• **Written exercise**
Find each line containing the string "screenshot" and return it.

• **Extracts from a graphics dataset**

+++++

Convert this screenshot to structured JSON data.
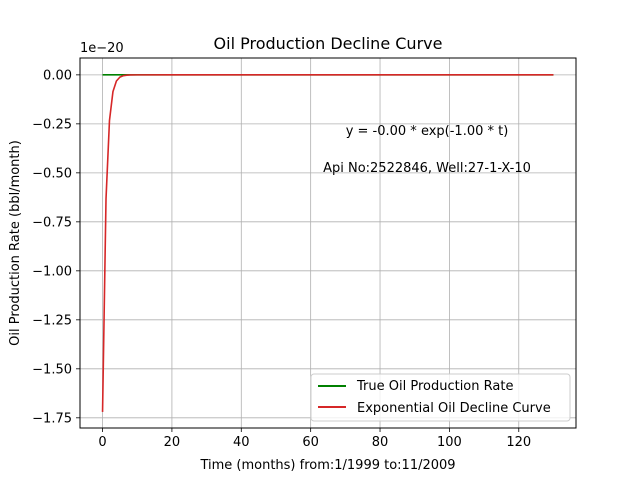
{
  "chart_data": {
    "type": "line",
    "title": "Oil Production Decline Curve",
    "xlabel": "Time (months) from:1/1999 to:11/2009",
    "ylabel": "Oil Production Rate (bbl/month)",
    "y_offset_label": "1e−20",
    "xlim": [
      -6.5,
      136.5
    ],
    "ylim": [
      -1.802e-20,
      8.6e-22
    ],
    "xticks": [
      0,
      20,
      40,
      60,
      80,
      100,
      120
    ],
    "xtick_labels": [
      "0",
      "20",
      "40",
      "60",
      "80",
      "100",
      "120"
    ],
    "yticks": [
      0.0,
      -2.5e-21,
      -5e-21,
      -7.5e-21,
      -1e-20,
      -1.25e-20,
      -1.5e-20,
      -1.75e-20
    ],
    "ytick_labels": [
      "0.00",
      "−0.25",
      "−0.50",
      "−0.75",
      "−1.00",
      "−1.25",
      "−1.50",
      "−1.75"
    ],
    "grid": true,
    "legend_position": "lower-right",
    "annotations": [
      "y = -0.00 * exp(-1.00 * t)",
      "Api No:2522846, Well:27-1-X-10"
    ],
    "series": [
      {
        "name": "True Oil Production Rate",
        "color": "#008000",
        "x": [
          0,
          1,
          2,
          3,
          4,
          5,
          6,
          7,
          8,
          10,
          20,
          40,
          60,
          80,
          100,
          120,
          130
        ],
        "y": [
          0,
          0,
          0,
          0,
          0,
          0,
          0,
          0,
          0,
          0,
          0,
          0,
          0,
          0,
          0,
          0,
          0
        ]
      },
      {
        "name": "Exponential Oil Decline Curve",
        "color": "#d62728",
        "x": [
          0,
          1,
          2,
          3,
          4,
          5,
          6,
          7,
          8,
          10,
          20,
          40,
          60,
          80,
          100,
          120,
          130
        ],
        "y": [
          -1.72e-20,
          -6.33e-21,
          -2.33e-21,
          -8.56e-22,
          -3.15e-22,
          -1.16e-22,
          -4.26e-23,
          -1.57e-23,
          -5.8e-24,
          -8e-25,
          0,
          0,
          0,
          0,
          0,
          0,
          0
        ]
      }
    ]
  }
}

+++++

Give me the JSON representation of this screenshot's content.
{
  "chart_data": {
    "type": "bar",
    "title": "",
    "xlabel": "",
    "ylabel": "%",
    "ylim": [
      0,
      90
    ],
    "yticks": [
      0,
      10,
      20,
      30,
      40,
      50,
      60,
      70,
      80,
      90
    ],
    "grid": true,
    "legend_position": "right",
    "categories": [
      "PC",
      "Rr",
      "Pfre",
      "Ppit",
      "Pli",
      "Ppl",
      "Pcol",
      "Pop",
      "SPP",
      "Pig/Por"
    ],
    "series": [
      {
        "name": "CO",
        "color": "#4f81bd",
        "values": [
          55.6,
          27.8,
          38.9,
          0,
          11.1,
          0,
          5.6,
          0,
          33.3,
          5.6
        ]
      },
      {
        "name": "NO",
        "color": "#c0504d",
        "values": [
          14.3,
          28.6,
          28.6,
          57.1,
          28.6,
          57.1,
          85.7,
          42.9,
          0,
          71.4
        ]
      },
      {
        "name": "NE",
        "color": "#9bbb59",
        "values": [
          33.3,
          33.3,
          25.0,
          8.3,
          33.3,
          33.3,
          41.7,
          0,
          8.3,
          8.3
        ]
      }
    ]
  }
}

+++++

• **Written solution**
Convert this screenshot to structured JSON data.
Give me the JSON representation of this screenshot's content.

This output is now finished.